■ EXERCISE INSTRUCTIONS: Find each line with the word "عائشة" in it, then give the total alone.

■ SUPPLIED RECORDS:

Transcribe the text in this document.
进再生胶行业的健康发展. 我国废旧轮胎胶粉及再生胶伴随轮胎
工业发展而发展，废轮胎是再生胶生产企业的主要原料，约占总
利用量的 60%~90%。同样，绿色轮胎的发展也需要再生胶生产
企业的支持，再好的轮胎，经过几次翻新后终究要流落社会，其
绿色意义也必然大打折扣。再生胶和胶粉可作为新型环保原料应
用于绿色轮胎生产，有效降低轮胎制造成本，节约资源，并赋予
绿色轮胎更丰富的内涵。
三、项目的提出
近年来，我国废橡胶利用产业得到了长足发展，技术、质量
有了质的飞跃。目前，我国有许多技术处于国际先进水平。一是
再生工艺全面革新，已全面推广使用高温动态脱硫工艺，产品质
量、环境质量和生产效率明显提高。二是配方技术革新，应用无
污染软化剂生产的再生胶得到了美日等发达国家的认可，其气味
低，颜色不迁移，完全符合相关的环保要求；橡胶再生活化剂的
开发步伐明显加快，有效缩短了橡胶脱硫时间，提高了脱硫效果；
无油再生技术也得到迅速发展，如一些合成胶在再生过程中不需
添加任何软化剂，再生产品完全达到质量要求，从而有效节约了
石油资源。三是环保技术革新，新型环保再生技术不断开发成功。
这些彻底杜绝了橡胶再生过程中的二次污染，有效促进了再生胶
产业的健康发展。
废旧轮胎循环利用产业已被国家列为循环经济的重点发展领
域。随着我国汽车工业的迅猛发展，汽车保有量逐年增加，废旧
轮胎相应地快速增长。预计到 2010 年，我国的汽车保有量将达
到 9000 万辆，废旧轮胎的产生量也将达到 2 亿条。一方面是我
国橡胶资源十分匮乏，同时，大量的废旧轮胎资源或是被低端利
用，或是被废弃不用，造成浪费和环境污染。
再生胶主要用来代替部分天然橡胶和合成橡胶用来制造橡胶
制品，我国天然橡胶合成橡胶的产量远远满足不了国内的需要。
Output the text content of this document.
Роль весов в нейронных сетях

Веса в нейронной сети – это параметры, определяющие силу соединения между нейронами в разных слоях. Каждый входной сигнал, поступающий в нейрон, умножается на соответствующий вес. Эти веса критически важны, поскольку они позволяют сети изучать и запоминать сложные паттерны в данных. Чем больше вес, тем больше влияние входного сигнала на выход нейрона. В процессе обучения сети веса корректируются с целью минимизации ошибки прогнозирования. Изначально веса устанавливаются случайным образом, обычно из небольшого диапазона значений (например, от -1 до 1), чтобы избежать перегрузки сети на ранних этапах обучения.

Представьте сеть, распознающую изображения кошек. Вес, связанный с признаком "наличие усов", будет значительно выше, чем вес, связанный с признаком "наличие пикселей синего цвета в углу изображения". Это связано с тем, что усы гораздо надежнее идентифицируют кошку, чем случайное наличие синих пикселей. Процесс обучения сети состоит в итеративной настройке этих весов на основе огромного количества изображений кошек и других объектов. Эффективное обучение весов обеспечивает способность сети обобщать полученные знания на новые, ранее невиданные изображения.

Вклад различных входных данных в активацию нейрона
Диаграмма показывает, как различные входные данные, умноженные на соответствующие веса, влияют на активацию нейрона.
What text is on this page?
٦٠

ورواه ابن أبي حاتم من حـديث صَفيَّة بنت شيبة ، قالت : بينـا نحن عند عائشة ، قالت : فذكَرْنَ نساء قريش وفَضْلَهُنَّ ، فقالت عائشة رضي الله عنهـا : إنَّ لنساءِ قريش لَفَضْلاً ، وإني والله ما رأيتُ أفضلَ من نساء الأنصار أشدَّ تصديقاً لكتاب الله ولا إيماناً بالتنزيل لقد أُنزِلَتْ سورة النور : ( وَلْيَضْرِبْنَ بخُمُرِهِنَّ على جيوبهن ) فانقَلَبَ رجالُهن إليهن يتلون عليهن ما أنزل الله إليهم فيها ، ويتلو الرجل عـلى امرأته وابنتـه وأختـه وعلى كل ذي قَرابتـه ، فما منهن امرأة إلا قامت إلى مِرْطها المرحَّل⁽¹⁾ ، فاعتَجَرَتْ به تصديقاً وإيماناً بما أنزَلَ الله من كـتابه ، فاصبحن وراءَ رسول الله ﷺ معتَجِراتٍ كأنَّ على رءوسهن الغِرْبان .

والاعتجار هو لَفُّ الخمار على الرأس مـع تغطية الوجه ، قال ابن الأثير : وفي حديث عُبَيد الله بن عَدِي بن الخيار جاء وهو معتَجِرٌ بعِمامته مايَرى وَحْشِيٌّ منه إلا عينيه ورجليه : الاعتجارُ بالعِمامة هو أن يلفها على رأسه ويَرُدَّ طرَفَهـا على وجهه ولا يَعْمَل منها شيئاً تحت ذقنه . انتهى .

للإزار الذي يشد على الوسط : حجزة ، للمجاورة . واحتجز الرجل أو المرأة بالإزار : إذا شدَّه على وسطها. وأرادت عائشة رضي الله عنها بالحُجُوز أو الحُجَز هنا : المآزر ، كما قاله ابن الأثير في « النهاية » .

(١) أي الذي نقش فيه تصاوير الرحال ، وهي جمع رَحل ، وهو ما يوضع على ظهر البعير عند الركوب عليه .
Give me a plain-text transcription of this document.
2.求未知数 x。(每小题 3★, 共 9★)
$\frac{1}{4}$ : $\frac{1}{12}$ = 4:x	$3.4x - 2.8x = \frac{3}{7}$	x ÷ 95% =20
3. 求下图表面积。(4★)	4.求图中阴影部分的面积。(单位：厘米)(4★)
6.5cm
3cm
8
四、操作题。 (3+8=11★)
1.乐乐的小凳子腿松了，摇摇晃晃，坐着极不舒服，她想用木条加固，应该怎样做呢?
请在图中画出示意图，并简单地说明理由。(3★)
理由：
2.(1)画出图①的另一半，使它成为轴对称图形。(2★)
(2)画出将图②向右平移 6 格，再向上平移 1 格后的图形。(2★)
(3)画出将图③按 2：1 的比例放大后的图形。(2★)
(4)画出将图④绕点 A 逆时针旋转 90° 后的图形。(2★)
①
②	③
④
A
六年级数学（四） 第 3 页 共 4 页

■ THE REPLY: 2